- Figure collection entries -
★ ★ ★ ★ ★ ★ ★

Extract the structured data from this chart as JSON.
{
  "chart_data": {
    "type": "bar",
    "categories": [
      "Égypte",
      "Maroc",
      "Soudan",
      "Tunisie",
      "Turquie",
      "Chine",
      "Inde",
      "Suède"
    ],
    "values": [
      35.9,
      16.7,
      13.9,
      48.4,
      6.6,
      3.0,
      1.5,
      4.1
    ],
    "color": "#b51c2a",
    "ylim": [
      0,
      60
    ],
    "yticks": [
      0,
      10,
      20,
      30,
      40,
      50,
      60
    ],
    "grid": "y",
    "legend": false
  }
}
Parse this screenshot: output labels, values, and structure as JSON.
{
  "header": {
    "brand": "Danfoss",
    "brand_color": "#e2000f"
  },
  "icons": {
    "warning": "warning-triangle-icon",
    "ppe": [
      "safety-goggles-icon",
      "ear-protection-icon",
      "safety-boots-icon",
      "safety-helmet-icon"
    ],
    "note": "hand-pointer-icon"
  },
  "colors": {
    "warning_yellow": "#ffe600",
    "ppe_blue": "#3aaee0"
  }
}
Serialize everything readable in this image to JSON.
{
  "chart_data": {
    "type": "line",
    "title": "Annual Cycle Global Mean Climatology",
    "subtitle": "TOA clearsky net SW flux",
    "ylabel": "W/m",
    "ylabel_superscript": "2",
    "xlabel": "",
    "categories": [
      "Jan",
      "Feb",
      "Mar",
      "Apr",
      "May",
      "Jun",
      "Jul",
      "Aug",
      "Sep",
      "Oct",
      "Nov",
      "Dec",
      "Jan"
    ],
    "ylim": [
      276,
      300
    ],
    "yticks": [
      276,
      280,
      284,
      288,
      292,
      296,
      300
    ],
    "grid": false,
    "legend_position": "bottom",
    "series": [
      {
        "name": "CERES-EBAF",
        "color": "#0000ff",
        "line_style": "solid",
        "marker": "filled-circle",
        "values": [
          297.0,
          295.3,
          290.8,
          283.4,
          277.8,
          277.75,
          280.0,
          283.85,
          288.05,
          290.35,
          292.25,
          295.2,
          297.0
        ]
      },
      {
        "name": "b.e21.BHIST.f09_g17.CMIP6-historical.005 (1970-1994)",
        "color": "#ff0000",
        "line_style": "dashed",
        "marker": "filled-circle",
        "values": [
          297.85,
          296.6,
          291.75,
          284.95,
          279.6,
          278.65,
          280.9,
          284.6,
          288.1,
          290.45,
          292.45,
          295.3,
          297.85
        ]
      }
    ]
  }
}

★ ★ ★ ★ ★ ★ ★

Print every record exactly as it was given.

- Expected output -
Extract the structured data from this chart as JSON.
{
  "chart_data": {
    "type": "bar",
    "categories": [
      "Égypte",
      "Maroc",
      "Soudan",
      "Tunisie",
      "Turquie",
      "Chine",
      "Inde",
      "Suède"
    ],
    "values": [
      35.9,
      16.7,
      13.9,
      48.4,
      6.6,
      3.0,
      1.5,
      4.1
    ],
    "color": "#b51c2a",
    "ylim": [
      0,
      60
    ],
    "yticks": [
      0,
      10,
      20,
      30,
      40,
      50,
      60
    ],
    "grid": "y",
    "legend": false
  }
}
Parse this screenshot: output labels, values, and structure as JSON.
{
  "header": {
    "brand": "Danfoss",
    "brand_color": "#e2000f"
  },
  "icons": {
    "warning": "warning-triangle-icon",
    "ppe": [
      "safety-goggles-icon",
      "ear-protection-icon",
      "safety-boots-icon",
      "safety-helmet-icon"
    ],
    "note": "hand-pointer-icon"
  },
  "colors": {
    "warning_yellow": "#ffe600",
    "ppe_blue": "#3aaee0"
  }
}
Serialize everything readable in this image to JSON.
{
  "chart_data": {
    "type": "line",
    "title": "Annual Cycle Global Mean Climatology",
    "subtitle": "TOA clearsky net SW flux",
    "ylabel": "W/m",
    "ylabel_superscript": "2",
    "xlabel": "",
    "categories": [
      "Jan",
      "Feb",
      "Mar",
      "Apr",
      "May",
      "Jun",
      "Jul",
      "Aug",
      "Sep",
      "Oct",
      "Nov",
      "Dec",
      "Jan"
    ],
    "ylim": [
      276,
      300
    ],
    "yticks": [
      276,
      280,
      284,
      288,
      292,
      296,
      300
    ],
    "grid": false,
    "legend_position": "bottom",
    "series": [
      {
        "name": "CERES-EBAF",
        "color": "#0000ff",
        "line_style": "solid",
        "marker": "filled-circle",
        "values": [
          297.0,
          295.3,
          290.8,
          283.4,
          277.8,
          277.75,
          280.0,
          283.85,
          288.05,
          290.35,
          292.25,
          295.2,
          297.0
        ]
      },
      {
        "name": "b.e21.BHIST.f09_g17.CMIP6-historical.005 (1970-1994)",
        "color": "#ff0000",
        "line_style": "dashed",
        "marker": "filled-circle",
        "values": [
          297.85,
          296.6,
          291.75,
          284.95,
          279.6,
          278.65,
          280.9,
          284.6,
          288.1,
          290.45,
          292.45,
          295.3,
          297.85
        ]
      }
    ]
  }
}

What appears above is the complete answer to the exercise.